**Work to do**:
Where does the string "following" appear? Copy every line of the entries below that holds it.

**Input for this task**:
▼

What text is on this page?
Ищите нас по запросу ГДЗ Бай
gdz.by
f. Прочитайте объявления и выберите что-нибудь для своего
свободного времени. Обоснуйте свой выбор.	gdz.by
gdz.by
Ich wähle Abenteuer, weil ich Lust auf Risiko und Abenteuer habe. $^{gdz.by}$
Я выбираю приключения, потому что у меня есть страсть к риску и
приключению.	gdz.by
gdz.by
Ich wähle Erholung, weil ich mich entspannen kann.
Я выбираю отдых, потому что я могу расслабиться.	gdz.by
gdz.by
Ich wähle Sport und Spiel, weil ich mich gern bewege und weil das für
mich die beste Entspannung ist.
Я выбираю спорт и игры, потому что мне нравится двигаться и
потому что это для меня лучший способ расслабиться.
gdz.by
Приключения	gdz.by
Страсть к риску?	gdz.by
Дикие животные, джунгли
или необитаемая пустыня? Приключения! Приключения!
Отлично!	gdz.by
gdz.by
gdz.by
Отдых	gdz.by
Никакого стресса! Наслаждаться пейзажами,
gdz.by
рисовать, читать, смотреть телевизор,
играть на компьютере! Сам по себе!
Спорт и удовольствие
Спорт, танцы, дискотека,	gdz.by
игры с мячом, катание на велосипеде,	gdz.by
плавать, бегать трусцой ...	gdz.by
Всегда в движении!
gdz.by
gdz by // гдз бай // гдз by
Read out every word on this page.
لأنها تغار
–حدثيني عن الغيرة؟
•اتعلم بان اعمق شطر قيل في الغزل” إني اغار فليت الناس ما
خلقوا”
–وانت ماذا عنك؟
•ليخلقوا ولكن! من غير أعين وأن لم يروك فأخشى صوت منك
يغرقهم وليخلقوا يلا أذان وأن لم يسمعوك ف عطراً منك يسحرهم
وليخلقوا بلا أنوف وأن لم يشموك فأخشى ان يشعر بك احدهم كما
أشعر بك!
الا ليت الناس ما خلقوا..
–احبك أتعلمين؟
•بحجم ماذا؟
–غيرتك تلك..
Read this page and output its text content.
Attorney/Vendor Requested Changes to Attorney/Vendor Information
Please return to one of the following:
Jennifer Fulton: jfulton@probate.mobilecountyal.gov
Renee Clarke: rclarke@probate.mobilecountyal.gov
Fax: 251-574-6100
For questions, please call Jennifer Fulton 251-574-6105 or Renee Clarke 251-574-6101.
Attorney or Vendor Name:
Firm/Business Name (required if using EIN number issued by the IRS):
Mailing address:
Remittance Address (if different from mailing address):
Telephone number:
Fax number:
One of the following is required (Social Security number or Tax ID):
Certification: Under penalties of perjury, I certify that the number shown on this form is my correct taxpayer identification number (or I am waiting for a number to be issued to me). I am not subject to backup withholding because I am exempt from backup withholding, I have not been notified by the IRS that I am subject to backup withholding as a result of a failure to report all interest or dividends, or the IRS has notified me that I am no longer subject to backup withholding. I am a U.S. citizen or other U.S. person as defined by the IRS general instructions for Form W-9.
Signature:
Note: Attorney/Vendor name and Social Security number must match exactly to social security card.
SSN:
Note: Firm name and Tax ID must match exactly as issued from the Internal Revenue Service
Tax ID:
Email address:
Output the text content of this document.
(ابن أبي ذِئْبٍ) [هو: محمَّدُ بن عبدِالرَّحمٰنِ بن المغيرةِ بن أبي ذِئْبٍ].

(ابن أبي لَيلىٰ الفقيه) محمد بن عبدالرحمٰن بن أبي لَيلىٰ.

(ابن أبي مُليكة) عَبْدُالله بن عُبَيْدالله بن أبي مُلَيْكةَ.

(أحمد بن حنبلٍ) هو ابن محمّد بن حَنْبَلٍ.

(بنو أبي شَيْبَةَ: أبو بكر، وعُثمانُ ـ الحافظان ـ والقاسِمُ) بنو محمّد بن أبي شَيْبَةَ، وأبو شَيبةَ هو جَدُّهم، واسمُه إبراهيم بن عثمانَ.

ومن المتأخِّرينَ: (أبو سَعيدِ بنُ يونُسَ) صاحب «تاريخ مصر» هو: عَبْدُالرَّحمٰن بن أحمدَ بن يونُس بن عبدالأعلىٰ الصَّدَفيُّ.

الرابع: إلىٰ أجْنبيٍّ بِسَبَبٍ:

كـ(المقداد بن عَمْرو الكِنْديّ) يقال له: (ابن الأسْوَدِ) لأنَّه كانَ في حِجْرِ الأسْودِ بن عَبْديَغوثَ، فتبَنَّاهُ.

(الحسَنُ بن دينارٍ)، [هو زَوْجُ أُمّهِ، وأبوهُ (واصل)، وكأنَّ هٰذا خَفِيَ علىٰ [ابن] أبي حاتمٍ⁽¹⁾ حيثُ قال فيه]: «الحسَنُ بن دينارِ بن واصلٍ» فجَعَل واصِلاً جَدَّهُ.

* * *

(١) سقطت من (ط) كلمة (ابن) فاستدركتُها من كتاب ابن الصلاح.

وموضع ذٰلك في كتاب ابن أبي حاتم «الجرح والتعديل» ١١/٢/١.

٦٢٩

▲

**Result of the task**:
Please return to one of the following:
One of the following is required (Social Security number or Tax ID):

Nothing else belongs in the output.